**What the exercise asks**
The records below are to be quoted in full; please keep every word exact.

**Extracted data entries**
--- begin ---
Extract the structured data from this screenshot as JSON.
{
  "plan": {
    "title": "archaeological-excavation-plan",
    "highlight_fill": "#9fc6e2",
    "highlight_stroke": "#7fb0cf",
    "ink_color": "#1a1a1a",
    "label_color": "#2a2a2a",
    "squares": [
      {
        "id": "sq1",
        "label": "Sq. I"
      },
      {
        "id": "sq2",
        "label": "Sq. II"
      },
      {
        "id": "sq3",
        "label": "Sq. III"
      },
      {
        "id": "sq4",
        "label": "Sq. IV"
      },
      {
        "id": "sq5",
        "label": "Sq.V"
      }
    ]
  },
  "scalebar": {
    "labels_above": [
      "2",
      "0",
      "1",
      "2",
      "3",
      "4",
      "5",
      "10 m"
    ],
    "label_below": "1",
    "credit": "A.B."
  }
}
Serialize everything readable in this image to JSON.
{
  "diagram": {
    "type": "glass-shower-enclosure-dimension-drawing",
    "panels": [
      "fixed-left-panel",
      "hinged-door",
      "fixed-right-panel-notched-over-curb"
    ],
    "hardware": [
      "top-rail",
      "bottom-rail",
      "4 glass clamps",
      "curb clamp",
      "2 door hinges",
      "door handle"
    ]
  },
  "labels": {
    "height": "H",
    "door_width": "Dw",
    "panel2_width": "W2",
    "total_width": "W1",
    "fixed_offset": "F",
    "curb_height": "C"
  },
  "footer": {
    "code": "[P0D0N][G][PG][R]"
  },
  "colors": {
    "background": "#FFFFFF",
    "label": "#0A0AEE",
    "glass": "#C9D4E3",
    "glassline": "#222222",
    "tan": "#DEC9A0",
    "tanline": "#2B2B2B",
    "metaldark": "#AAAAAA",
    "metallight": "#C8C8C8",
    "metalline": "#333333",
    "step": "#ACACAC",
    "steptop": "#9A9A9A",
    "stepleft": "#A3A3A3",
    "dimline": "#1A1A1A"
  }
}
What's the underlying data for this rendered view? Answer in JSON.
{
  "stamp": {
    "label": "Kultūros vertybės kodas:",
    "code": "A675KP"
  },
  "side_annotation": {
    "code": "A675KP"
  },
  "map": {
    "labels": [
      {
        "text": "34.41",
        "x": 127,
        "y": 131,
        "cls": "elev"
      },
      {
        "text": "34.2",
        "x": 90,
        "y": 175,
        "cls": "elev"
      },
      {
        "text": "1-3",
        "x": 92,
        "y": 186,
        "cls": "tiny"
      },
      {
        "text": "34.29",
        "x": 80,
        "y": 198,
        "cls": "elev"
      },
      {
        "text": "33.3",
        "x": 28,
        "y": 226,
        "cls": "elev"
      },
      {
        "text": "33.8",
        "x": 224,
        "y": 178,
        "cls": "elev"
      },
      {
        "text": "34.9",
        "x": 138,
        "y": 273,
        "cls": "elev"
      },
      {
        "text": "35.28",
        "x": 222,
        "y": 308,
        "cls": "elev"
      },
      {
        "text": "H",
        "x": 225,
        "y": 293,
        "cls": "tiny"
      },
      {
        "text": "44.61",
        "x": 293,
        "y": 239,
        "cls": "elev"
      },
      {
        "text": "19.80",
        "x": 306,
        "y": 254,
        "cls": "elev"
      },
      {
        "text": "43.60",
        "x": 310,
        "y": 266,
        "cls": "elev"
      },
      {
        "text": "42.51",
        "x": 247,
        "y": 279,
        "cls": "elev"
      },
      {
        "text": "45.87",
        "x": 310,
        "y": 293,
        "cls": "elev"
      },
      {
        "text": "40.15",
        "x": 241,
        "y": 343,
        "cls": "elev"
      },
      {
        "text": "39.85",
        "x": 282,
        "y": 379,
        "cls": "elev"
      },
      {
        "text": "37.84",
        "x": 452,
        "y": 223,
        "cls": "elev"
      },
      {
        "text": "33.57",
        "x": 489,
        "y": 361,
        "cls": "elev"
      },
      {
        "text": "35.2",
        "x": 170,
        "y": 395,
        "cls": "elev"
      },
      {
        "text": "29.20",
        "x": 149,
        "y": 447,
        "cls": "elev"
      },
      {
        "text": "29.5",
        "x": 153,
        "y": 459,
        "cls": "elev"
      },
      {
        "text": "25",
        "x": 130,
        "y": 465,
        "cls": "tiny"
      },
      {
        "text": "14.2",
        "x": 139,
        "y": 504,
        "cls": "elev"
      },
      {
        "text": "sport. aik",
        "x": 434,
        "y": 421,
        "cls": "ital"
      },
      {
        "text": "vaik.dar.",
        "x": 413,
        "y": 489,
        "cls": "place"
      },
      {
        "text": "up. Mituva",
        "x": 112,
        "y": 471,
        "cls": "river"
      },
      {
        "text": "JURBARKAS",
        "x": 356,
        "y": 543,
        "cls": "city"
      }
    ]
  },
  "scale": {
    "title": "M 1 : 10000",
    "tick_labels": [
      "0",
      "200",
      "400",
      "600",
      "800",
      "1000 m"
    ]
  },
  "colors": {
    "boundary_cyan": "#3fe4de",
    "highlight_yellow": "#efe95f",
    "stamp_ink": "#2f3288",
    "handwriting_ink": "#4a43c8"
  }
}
--- end ---
**Complete response**
Extract the structured data from this screenshot as JSON.
{
  "plan": {
    "title": "archaeological-excavation-plan",
    "highlight_fill": "#9fc6e2",
    "highlight_stroke": "#7fb0cf",
    "ink_color": "#1a1a1a",
    "label_color": "#2a2a2a",
    "squares": [
      {
        "id": "sq1",
        "label": "Sq. I"
      },
      {
        "id": "sq2",
        "label": "Sq. II"
      },
      {
        "id": "sq3",
        "label": "Sq. III"
      },
      {
        "id": "sq4",
        "label": "Sq. IV"
      },
      {
        "id": "sq5",
        "label": "Sq.V"
      }
    ]
  },
  "scalebar": {
    "labels_above": [
      "2",
      "0",
      "1",
      "2",
      "3",
      "4",
      "5",
      "10 m"
    ],
    "label_below": "1",
    "credit": "A.B."
  }
}
Serialize everything readable in this image to JSON.
{
  "diagram": {
    "type": "glass-shower-enclosure-dimension-drawing",
    "panels": [
      "fixed-left-panel",
      "hinged-door",
      "fixed-right-panel-notched-over-curb"
    ],
    "hardware": [
      "top-rail",
      "bottom-rail",
      "4 glass clamps",
      "curb clamp",
      "2 door hinges",
      "door handle"
    ]
  },
  "labels": {
    "height": "H",
    "door_width": "Dw",
    "panel2_width": "W2",
    "total_width": "W1",
    "fixed_offset": "F",
    "curb_height": "C"
  },
  "footer": {
    "code": "[P0D0N][G][PG][R]"
  },
  "colors": {
    "background": "#FFFFFF",
    "label": "#0A0AEE",
    "glass": "#C9D4E3",
    "glassline": "#222222",
    "tan": "#DEC9A0",
    "tanline": "#2B2B2B",
    "metaldark": "#AAAAAA",
    "metallight": "#C8C8C8",
    "metalline": "#333333",
    "step": "#ACACAC",
    "steptop": "#9A9A9A",
    "stepleft": "#A3A3A3",
    "dimline": "#1A1A1A"
  }
}
What's the underlying data for this rendered view? Answer in JSON.
{
  "stamp": {
    "label": "Kultūros vertybės kodas:",
    "code": "A675KP"
  },
  "side_annotation": {
    "code": "A675KP"
  },
  "map": {
    "labels": [
      {
        "text": "34.41",
        "x": 127,
        "y": 131,
        "cls": "elev"
      },
      {
        "text": "34.2",
        "x": 90,
        "y": 175,
        "cls": "elev"
      },
      {
        "text": "1-3",
        "x": 92,
        "y": 186,
        "cls": "tiny"
      },
      {
        "text": "34.29",
        "x": 80,
        "y": 198,
        "cls": "elev"
      },
      {
        "text": "33.3",
        "x": 28,
        "y": 226,
        "cls": "elev"
      },
      {
        "text": "33.8",
        "x": 224,
        "y": 178,
        "cls": "elev"
      },
      {
        "text": "34.9",
        "x": 138,
        "y": 273,
        "cls": "elev"
      },
      {
        "text": "35.28",
        "x": 222,
        "y": 308,
        "cls": "elev"
      },
      {
        "text": "H",
        "x": 225,
        "y": 293,
        "cls": "tiny"
      },
      {
        "text": "44.61",
        "x": 293,
        "y": 239,
        "cls": "elev"
      },
      {
        "text": "19.80",
        "x": 306,
        "y": 254,
        "cls": "elev"
      },
      {
        "text": "43.60",
        "x": 310,
        "y": 266,
        "cls": "elev"
      },
      {
        "text": "42.51",
        "x": 247,
        "y": 279,
        "cls": "elev"
      },
      {
        "text": "45.87",
        "x": 310,
        "y": 293,
        "cls": "elev"
      },
      {
        "text": "40.15",
        "x": 241,
        "y": 343,
        "cls": "elev"
      },
      {
        "text": "39.85",
        "x": 282,
        "y": 379,
        "cls": "elev"
      },
      {
        "text": "37.84",
        "x": 452,
        "y": 223,
        "cls": "elev"
      },
      {
        "text": "33.57",
        "x": 489,
        "y": 361,
        "cls": "elev"
      },
      {
        "text": "35.2",
        "x": 170,
        "y": 395,
        "cls": "elev"
      },
      {
        "text": "29.20",
        "x": 149,
        "y": 447,
        "cls": "elev"
      },
      {
        "text": "29.5",
        "x": 153,
        "y": 459,
        "cls": "elev"
      },
      {
        "text": "25",
        "x": 130,
        "y": 465,
        "cls": "tiny"
      },
      {
        "text": "14.2",
        "x": 139,
        "y": 504,
        "cls": "elev"
      },
      {
        "text": "sport. aik",
        "x": 434,
        "y": 421,
        "cls": "ital"
      },
      {
        "text": "vaik.dar.",
        "x": 413,
        "y": 489,
        "cls": "place"
      },
      {
        "text": "up. Mituva",
        "x": 112,
        "y": 471,
        "cls": "river"
      },
      {
        "text": "JURBARKAS",
        "x": 356,
        "y": 543,
        "cls": "city"
      }
    ]
  },
  "scale": {
    "title": "M 1 : 10000",
    "tick_labels": [
      "0",
      "200",
      "400",
      "600",
      "800",
      "1000 m"
    ]
  },
  "colors": {
    "boundary_cyan": "#3fe4de",
    "highlight_yellow": "#efe95f",
    "stamp_ink": "#2f3288",
    "handwriting_ink": "#4a43c8"
  }
}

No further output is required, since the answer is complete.